- Passage given:
:::

Gotcha. And now, from the leaders' perspective, that makes a lot of sense. What about from the individual data scientist perspective? We'll have listeners who are in a variety of different data roles. Is there anything that they can do individually? People, who are part of these teams to help boost the success of their team within the larger organization?

JOHN: 26:39

Absolutely. We just last year took all our data scientists through presentation training because we expect our data scientists to present to C-level executives, EVPs, SVPs, directors, and generally, I'm not going to be there. We expect them to stand up on their own, present their projects, take the field questions, answer those questions professionally, and feel good about being in front of those people. And that's hard. Sometimes that's difficult for people that are in data science. I mean, some of us are more introverted than others. Some of us don't like public speaking, but in the roles in our team, it's required. So we put our teams through presentation training. We also put them through data visualization training because that's one of the areas in data science that is lacking. We do a really good job on helping people understand boosted trees and neural nets and advanced statistics, and different things like that and really give them a good education on understanding is this a-- should this be a map? Should this be a Venn diagram? Should this be a mine chart? Should it be a histogram? What's the best way to present this kind of information? So we hire for the hard skills, and we can train for the more soft skills. So I think everybody can be aware that we're not all experts at everything and we should own what we're great at, and we should work hard at what we're not so great at.

:::

- What is expected: Print, word for word, everything in the transcript from "Gotcha. And now, from" down to "the larger organization?". The data after the transcript is not needed for this work.

:::

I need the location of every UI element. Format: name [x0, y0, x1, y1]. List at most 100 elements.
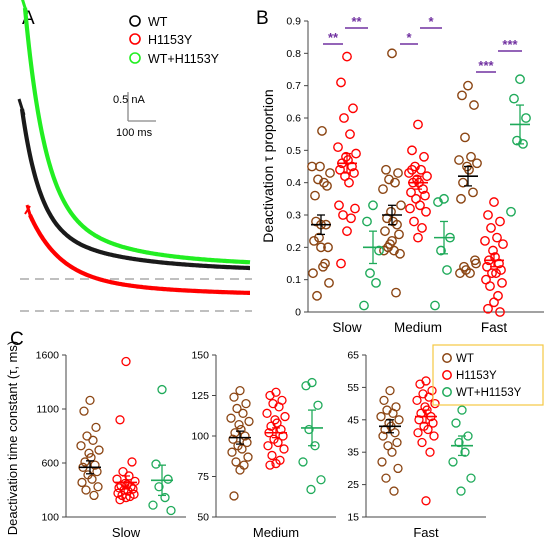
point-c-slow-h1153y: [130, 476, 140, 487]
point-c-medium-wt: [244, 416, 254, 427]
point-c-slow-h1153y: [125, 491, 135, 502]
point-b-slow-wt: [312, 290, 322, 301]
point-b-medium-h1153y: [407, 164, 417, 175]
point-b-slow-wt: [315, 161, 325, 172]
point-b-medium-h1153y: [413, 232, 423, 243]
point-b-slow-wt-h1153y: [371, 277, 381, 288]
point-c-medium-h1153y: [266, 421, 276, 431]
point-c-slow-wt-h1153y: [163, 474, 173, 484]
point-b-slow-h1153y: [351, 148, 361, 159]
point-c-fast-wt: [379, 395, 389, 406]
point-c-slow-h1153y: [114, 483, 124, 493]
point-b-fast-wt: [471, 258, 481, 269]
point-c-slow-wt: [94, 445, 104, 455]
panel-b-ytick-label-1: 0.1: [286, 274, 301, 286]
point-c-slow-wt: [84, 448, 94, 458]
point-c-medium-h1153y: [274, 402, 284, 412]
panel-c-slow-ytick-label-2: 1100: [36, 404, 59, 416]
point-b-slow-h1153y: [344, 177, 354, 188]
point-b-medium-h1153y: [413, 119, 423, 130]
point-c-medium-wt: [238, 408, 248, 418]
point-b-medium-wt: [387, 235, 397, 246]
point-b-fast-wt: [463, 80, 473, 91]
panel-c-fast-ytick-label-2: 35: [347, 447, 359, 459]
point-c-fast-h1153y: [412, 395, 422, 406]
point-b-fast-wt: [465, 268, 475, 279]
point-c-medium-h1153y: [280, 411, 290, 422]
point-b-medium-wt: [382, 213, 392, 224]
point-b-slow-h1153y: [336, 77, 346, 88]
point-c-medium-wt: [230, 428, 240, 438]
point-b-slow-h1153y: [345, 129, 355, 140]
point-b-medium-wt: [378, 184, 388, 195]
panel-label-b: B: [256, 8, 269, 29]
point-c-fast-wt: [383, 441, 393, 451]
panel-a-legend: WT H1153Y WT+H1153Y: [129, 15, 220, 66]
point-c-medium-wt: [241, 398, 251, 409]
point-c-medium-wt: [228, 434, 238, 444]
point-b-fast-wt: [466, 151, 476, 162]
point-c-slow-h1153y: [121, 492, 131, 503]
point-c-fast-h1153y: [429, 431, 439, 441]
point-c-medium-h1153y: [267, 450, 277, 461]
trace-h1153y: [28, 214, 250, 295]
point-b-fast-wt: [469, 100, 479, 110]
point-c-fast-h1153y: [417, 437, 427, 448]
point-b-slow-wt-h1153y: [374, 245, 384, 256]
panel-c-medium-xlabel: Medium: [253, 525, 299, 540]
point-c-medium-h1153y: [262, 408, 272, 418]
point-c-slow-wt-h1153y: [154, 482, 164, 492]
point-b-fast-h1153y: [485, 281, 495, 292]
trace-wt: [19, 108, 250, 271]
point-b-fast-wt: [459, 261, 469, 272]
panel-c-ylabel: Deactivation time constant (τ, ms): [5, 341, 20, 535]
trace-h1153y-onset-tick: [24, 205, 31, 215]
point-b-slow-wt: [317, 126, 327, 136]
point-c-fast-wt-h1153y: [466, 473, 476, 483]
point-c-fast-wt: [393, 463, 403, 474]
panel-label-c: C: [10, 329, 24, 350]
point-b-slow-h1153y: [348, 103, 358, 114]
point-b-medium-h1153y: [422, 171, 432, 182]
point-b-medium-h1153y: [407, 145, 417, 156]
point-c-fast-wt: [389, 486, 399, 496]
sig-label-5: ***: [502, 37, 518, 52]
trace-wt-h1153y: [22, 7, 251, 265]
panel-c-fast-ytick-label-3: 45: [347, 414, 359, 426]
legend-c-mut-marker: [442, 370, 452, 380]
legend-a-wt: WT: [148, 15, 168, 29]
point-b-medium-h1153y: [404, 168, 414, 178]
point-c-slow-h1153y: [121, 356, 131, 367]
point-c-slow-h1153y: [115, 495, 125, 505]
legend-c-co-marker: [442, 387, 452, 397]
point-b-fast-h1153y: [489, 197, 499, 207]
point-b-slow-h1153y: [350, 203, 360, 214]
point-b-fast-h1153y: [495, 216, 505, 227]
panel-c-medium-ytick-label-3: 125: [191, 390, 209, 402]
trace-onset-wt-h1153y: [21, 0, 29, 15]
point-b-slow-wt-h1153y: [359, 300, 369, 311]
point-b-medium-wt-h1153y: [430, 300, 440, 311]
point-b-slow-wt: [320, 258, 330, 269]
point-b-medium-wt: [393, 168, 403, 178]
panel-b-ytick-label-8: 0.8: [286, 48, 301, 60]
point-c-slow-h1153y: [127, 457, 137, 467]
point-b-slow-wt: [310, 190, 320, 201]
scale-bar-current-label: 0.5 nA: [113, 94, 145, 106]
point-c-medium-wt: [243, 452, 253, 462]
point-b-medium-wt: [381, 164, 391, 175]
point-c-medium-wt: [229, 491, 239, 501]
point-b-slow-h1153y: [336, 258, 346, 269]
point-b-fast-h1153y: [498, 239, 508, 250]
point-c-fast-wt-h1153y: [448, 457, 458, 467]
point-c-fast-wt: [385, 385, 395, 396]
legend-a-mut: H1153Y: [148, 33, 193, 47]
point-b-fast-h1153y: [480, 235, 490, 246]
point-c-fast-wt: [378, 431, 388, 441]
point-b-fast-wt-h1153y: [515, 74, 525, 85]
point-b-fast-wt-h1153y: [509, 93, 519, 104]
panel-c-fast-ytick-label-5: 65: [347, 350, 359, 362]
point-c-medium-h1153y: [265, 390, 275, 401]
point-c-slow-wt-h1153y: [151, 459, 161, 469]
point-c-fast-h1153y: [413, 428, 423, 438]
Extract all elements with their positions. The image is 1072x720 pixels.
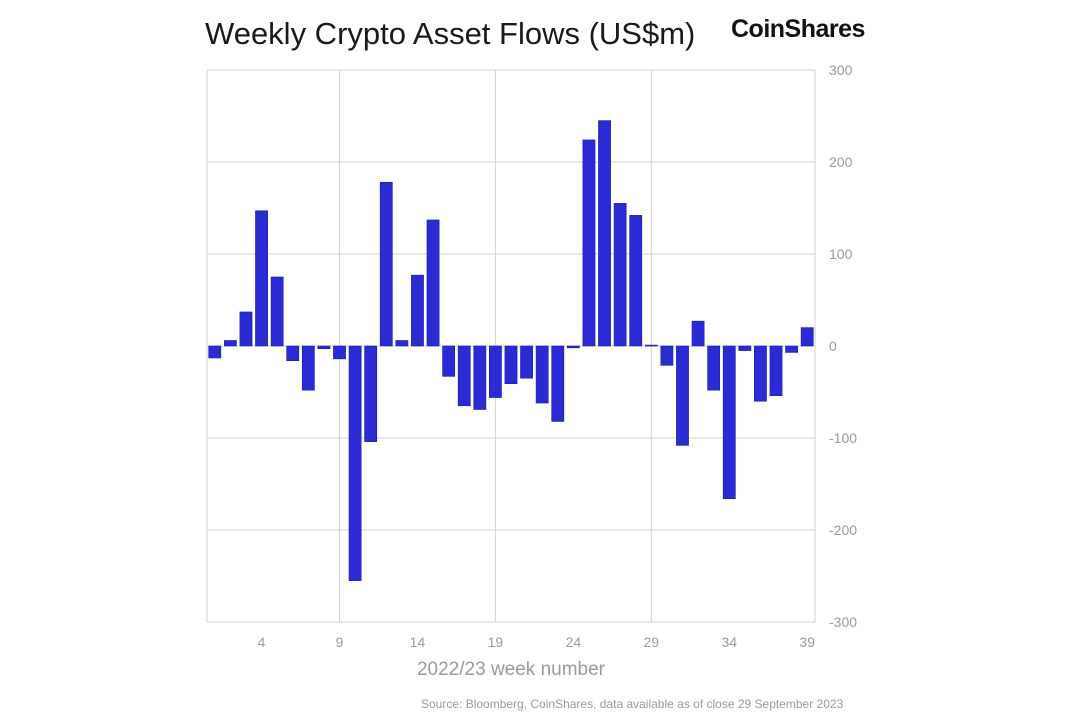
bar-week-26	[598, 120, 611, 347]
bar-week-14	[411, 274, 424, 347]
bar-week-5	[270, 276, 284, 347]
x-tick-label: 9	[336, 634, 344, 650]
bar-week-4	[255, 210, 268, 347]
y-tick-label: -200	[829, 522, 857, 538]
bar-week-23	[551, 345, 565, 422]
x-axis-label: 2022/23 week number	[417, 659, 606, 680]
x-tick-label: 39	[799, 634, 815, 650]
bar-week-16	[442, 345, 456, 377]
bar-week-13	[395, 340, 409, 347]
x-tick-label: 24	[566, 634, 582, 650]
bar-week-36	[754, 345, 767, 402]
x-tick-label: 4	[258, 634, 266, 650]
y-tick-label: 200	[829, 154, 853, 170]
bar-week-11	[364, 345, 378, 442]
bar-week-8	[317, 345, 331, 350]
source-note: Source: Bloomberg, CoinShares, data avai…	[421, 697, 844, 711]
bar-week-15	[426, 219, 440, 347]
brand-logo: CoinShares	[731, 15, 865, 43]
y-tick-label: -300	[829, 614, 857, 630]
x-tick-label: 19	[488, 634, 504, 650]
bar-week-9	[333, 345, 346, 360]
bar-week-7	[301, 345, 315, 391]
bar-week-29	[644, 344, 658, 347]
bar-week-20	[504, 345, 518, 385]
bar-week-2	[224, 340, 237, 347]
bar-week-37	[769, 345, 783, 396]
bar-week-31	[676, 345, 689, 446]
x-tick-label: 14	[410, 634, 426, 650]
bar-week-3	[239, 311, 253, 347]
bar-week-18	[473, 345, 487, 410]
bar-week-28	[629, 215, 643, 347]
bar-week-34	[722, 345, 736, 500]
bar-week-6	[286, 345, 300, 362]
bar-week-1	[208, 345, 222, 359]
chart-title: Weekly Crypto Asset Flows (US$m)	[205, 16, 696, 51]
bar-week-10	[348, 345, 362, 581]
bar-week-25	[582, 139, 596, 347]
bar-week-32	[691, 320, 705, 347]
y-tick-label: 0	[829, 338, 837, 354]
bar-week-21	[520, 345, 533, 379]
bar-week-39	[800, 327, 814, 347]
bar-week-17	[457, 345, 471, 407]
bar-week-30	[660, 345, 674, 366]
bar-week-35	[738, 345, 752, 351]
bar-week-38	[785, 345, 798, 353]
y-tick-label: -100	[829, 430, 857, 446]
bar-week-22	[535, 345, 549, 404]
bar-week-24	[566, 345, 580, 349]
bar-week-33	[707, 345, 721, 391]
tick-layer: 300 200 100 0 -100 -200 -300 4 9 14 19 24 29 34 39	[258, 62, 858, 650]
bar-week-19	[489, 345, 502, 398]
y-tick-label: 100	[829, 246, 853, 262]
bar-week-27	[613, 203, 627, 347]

:::

- The result:
Gotcha. And now, from the leaders' perspective, that makes a lot of sense. What about from the individual data scientist perspective? We'll have listeners who are in a variety of different data roles. Is there anything that they can do individually? People, who are part of these teams to help boost the success of their team within the larger organization?